=== Brief ===
From the entries below, report how many lines contain the string "ylabel". Give only that number.

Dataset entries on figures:
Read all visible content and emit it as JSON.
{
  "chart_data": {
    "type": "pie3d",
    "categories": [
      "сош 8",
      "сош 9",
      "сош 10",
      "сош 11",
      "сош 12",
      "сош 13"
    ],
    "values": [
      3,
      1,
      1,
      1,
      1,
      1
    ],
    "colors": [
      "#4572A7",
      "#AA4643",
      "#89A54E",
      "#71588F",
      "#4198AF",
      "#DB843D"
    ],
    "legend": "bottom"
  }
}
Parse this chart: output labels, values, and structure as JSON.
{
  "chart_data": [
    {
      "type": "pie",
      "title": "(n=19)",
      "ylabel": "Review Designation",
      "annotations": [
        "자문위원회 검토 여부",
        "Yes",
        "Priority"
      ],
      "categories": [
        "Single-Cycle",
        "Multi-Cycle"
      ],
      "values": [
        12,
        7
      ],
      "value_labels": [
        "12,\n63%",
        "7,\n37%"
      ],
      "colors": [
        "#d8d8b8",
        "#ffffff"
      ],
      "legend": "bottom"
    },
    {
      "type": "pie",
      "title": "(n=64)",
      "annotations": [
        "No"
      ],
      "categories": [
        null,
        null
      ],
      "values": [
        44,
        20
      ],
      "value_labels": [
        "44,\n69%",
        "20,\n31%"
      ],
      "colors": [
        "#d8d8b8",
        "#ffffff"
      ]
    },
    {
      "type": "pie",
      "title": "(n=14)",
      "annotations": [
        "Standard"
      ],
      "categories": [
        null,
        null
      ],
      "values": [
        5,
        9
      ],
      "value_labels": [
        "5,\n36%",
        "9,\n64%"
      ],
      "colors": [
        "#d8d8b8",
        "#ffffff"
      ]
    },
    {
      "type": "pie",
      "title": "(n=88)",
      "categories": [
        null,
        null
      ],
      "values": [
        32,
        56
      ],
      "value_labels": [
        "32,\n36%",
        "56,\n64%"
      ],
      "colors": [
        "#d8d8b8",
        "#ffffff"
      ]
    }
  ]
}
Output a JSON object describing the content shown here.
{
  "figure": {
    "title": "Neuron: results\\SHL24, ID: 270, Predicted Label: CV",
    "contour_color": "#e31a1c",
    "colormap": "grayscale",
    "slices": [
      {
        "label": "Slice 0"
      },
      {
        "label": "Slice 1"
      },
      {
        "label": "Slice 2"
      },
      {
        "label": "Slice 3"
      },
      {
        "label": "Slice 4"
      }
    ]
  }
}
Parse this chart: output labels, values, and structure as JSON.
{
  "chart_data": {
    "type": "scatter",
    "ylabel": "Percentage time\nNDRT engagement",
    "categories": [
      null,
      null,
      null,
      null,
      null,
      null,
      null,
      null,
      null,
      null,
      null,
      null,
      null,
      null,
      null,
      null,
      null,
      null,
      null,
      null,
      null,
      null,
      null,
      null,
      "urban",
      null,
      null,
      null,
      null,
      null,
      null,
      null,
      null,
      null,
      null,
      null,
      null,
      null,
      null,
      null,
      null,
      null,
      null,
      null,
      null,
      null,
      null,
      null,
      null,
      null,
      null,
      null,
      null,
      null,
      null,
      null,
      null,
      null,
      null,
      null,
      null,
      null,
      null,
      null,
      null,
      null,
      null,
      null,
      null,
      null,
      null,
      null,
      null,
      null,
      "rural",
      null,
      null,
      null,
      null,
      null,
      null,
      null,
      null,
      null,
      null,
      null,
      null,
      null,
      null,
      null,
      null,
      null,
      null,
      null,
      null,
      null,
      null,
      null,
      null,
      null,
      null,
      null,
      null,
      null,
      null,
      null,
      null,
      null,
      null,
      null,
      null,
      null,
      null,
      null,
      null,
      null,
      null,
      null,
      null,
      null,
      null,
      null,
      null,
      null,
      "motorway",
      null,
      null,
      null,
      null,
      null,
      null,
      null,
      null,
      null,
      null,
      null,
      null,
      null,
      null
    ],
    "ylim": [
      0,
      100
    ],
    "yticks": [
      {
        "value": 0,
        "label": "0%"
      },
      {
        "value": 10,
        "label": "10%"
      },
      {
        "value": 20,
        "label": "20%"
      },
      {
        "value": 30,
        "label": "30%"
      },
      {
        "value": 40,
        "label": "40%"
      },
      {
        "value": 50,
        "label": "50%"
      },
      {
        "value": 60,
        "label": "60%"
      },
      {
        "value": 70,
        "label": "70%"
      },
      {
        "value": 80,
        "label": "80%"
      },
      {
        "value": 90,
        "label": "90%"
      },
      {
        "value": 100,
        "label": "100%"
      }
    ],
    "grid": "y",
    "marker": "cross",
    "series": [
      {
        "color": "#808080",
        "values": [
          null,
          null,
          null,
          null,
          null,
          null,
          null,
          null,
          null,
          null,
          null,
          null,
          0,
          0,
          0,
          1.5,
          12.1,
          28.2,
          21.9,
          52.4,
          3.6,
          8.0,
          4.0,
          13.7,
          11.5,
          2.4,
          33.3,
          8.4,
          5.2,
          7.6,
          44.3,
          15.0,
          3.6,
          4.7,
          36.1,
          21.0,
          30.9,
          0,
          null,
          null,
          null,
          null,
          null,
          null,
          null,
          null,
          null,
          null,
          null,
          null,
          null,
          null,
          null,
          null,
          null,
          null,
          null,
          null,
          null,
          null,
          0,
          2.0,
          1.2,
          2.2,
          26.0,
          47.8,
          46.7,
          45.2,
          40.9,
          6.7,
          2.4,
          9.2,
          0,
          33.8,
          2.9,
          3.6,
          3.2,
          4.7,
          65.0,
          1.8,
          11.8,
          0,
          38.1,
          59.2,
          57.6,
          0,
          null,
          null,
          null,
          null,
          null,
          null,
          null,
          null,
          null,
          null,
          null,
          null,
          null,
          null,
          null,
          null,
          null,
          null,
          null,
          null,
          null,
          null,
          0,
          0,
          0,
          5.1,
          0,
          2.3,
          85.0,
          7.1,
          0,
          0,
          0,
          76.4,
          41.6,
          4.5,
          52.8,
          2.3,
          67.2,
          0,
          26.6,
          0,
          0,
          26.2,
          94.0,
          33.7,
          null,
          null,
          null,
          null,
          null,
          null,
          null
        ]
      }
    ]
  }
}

=== Output of the exercise ===
2